Stored data entries
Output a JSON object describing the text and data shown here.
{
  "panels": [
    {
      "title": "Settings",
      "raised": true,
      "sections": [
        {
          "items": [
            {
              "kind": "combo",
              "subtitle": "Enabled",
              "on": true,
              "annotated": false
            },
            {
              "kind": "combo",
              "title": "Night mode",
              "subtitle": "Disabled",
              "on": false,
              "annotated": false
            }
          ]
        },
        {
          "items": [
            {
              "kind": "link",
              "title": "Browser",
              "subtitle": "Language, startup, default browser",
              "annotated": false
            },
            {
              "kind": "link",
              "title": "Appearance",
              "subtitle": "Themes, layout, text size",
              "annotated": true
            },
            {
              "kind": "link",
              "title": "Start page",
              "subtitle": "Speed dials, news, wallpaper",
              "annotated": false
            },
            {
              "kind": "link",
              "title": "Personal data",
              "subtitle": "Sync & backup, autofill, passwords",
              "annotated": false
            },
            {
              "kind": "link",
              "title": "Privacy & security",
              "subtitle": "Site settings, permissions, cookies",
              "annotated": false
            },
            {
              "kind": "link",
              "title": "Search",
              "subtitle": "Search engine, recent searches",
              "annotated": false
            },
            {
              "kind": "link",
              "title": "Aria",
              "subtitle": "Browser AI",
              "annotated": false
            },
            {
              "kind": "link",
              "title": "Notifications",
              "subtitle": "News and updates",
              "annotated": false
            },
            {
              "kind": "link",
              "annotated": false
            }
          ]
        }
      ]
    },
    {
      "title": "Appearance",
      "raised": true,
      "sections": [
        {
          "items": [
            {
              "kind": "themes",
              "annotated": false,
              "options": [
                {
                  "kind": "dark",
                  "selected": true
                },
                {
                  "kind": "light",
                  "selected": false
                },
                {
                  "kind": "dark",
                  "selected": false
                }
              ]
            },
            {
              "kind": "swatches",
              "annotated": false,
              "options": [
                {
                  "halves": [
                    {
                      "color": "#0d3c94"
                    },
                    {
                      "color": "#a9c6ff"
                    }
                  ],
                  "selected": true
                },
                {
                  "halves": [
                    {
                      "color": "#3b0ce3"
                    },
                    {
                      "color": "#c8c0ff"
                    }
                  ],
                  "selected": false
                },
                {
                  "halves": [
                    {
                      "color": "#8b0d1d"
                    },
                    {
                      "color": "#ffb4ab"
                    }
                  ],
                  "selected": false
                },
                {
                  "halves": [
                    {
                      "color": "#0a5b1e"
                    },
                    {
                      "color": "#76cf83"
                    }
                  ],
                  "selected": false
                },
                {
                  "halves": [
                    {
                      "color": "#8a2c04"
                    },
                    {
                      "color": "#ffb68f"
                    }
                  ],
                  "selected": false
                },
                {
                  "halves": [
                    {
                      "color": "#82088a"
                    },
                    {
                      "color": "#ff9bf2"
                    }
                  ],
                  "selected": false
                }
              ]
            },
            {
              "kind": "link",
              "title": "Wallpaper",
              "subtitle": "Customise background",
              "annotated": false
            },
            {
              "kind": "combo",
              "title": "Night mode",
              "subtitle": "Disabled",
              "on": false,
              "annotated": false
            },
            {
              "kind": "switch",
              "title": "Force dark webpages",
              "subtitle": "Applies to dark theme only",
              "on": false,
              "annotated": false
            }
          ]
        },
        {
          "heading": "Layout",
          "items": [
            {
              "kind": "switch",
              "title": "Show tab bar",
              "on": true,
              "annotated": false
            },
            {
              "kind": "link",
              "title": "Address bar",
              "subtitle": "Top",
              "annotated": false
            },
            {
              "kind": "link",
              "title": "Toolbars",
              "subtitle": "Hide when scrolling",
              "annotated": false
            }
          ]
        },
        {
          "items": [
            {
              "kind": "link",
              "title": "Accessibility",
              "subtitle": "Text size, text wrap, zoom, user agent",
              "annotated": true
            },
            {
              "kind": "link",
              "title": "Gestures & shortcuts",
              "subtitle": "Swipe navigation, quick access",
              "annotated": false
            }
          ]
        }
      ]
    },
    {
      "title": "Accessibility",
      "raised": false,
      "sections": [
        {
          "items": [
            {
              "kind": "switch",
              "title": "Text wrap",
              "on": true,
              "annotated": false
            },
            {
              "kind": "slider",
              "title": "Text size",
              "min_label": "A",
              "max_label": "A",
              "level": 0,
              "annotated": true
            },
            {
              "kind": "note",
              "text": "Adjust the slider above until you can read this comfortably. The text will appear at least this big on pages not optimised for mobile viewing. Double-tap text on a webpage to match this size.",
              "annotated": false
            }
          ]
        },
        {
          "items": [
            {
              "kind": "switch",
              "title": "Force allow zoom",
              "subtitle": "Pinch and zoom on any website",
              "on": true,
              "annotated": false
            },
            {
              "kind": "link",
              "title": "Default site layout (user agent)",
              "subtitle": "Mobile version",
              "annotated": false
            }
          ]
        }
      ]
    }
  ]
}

Task to carry out:
From the entries above, list each line with "Search" in it.

Correct answer:
              "title": "Search",
              "subtitle": "Search engine, recent searches",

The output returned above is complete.